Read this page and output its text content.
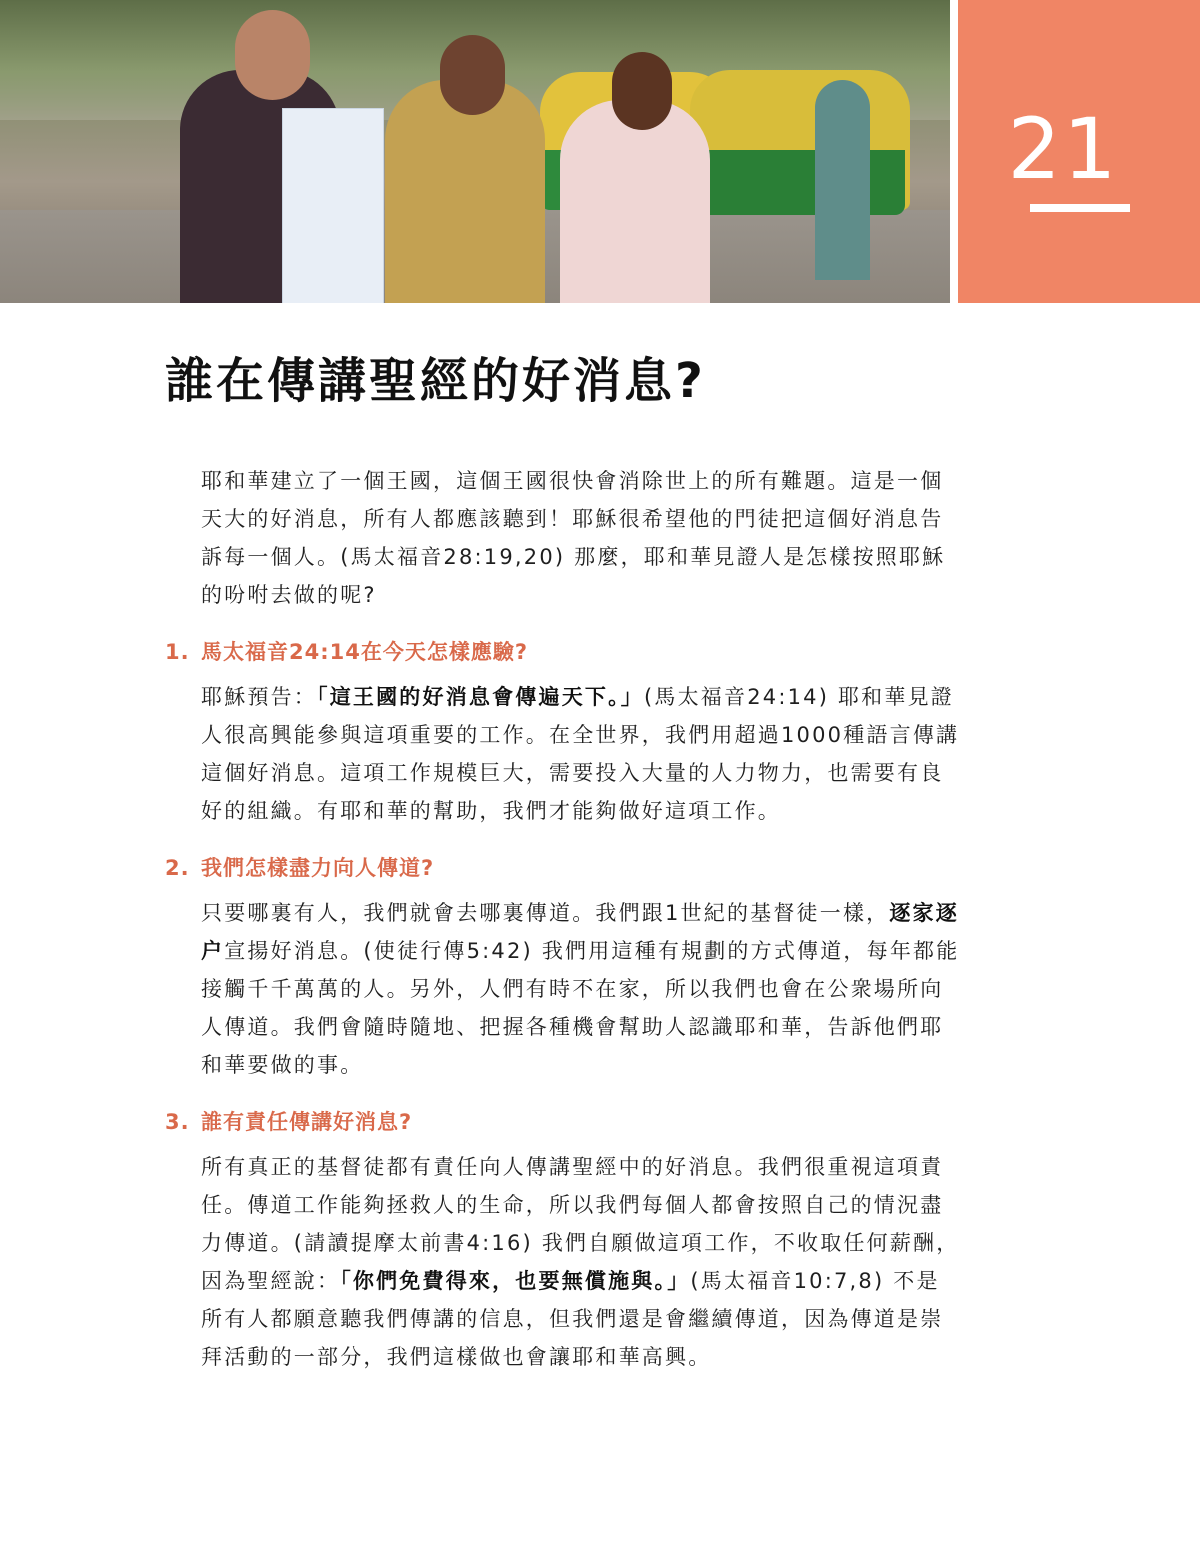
21
誰在傳講聖經的好消息?

耶和華建立了一個王國，這個王國很快會消除世上的所有難題。這是一個天大的好消息，所有人都應該聽到！耶穌很希望他的門徒把這個好消息告訴每一個人。(馬太福音28:19,20) 那麼，耶和華見證人是怎樣按照耶穌的吩咐去做的呢?

1. 馬太福音24:14在今天怎樣應驗?

耶穌預告：「這王國的好消息會傳遍天下。」(馬太福音24:14) 耶和華見證人很高興能參與這項重要的工作。在全世界，我們用超過1000種語言傳講這個好消息。這項工作規模巨大，需要投入大量的人力物力，也需要有良好的組織。有耶和華的幫助，我們才能夠做好這項工作。

2. 我們怎樣盡力向人傳道?

只要哪裏有人，我們就會去哪裏傳道。我們跟1世紀的基督徒一樣，逐家逐户宣揚好消息。(使徒行傳5:42) 我們用這種有規劃的方式傳道，每年都能接觸千千萬萬的人。另外，人們有時不在家，所以我們也會在公衆場所向人傳道。我們會隨時隨地、把握各種機會幫助人認識耶和華，告訴他們耶和華要做的事。

3. 誰有責任傳講好消息?

所有真正的基督徒都有責任向人傳講聖經中的好消息。我們很重視這項責任。傳道工作能夠拯救人的生命，所以我們每個人都會按照自己的情況盡力傳道。(請讀提摩太前書4:16) 我們自願做這項工作，不收取任何薪酬，因為聖經說：「你們免費得來，也要無償施與。」(馬太福音10:7,8) 不是所有人都願意聽我們傳講的信息，但我們還是會繼續傳道，因為傳道是崇拜活動的一部分，我們這樣做也會讓耶和華高興。
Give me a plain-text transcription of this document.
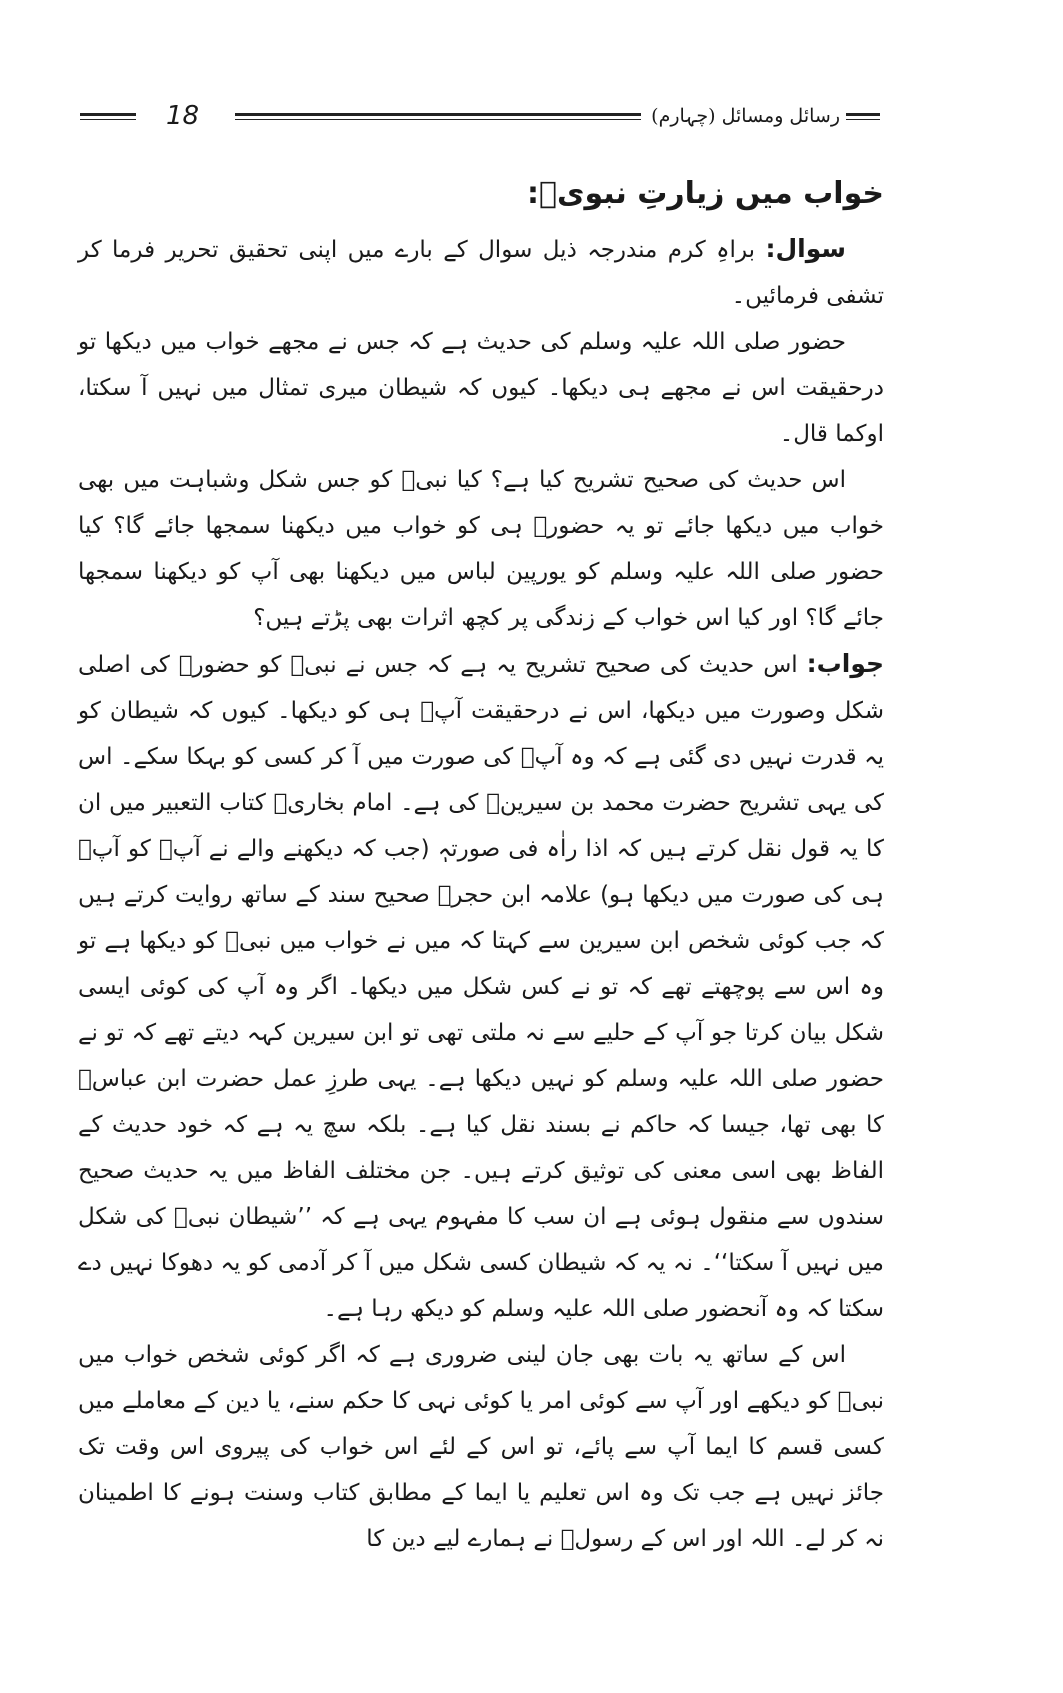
18	رسائل ومسائل (چہارم)
خواب میں زیارتِ نبویؐ:

سوال: براہِ کرم مندرجہ ذیل سوال کے بارے میں اپنی تحقیق تحریر فرما کر تشفی فرمائیں۔

حضور صلی اللہ علیہ وسلم کی حدیث ہے کہ جس نے مجھے خواب میں دیکھا تو درحقیقت اس نے مجھے ہی دیکھا۔ کیوں کہ شیطان میری تمثال میں نہیں آ سکتا، اوکما قال۔

اس حدیث کی صحیح تشریح کیا ہے؟ کیا نبیؐ کو جس شکل وشباہت میں بھی خواب میں دیکھا جائے تو یہ حضورؐ ہی کو خواب میں دیکھنا سمجھا جائے گا؟ کیا حضور صلی اللہ علیہ وسلم کو یورپین لباس میں دیکھنا بھی آپ کو دیکھنا سمجھا جائے گا؟ اور کیا اس خواب کے زندگی پر کچھ اثرات بھی پڑتے ہیں؟

جواب: اس حدیث کی صحیح تشریح یہ ہے کہ جس نے نبیؐ کو حضورؐ کی اصلی شکل وصورت میں دیکھا، اس نے درحقیقت آپؐ ہی کو دیکھا۔ کیوں کہ شیطان کو یہ قدرت نہیں دی گئی ہے کہ وہ آپؐ کی صورت میں آ کر کسی کو بہکا سکے۔ اس کی یہی تشریح حضرت محمد بن سیرینؒ کی ہے۔ امام بخاریؒ کتاب التعبیر میں ان کا یہ قول نقل کرتے ہیں کہ اذا راٰہ فی صورتہٖ (جب کہ دیکھنے والے نے آپؐ کو آپؐ ہی کی صورت میں دیکھا ہو) علامہ ابن حجرؒ صحیح سند کے ساتھ روایت کرتے ہیں کہ جب کوئی شخص ابن سیرین سے کہتا کہ میں نے خواب میں نبیؐ کو دیکھا ہے تو وہ اس سے پوچھتے تھے کہ تو نے کس شکل میں دیکھا۔ اگر وہ آپ کی کوئی ایسی شکل بیان کرتا جو آپ کے حلیے سے نہ ملتی تھی تو ابن سیرین کہہ دیتے تھے کہ تو نے حضور صلی اللہ علیہ وسلم کو نہیں دیکھا ہے۔ یہی طرزِ عمل حضرت ابن عباسؓ کا بھی تھا، جیسا کہ حاکم نے بسند نقل کیا ہے۔ بلکہ سچ یہ ہے کہ خود حدیث کے الفاظ بھی اسی معنی کی توثیق کرتے ہیں۔ جن مختلف الفاظ میں یہ حدیث صحیح سندوں سے منقول ہوئی ہے ان سب کا مفہوم یہی ہے کہ ’’شیطان نبیؐ کی شکل میں نہیں آ سکتا‘‘۔ نہ یہ کہ شیطان کسی شکل میں آ کر آدمی کو یہ دھوکا نہیں دے سکتا کہ وہ آنحضور صلی اللہ علیہ وسلم کو دیکھ رہا ہے۔

اس کے ساتھ یہ بات بھی جان لینی ضروری ہے کہ اگر کوئی شخص خواب میں نبیؐ کو دیکھے اور آپ سے کوئی امر یا کوئی نہی کا حکم سنے، یا دین کے معاملے میں کسی قسم کا ایما آپ سے پائے، تو اس کے لئے اس خواب کی پیروی اس وقت تک جائز نہیں ہے جب تک وہ اس تعلیم یا ایما کے مطابق کتاب وسنت ہونے کا اطمینان نہ کر لے۔ اللہ اور اس کے رسولؐ نے ہمارے لیے دین کا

* * * *

# [The exercise]
Find each line holding "this". Copy it out.

# [Problem solution]
Read this page and output its text content.
Give me a plain-text transcription of this document.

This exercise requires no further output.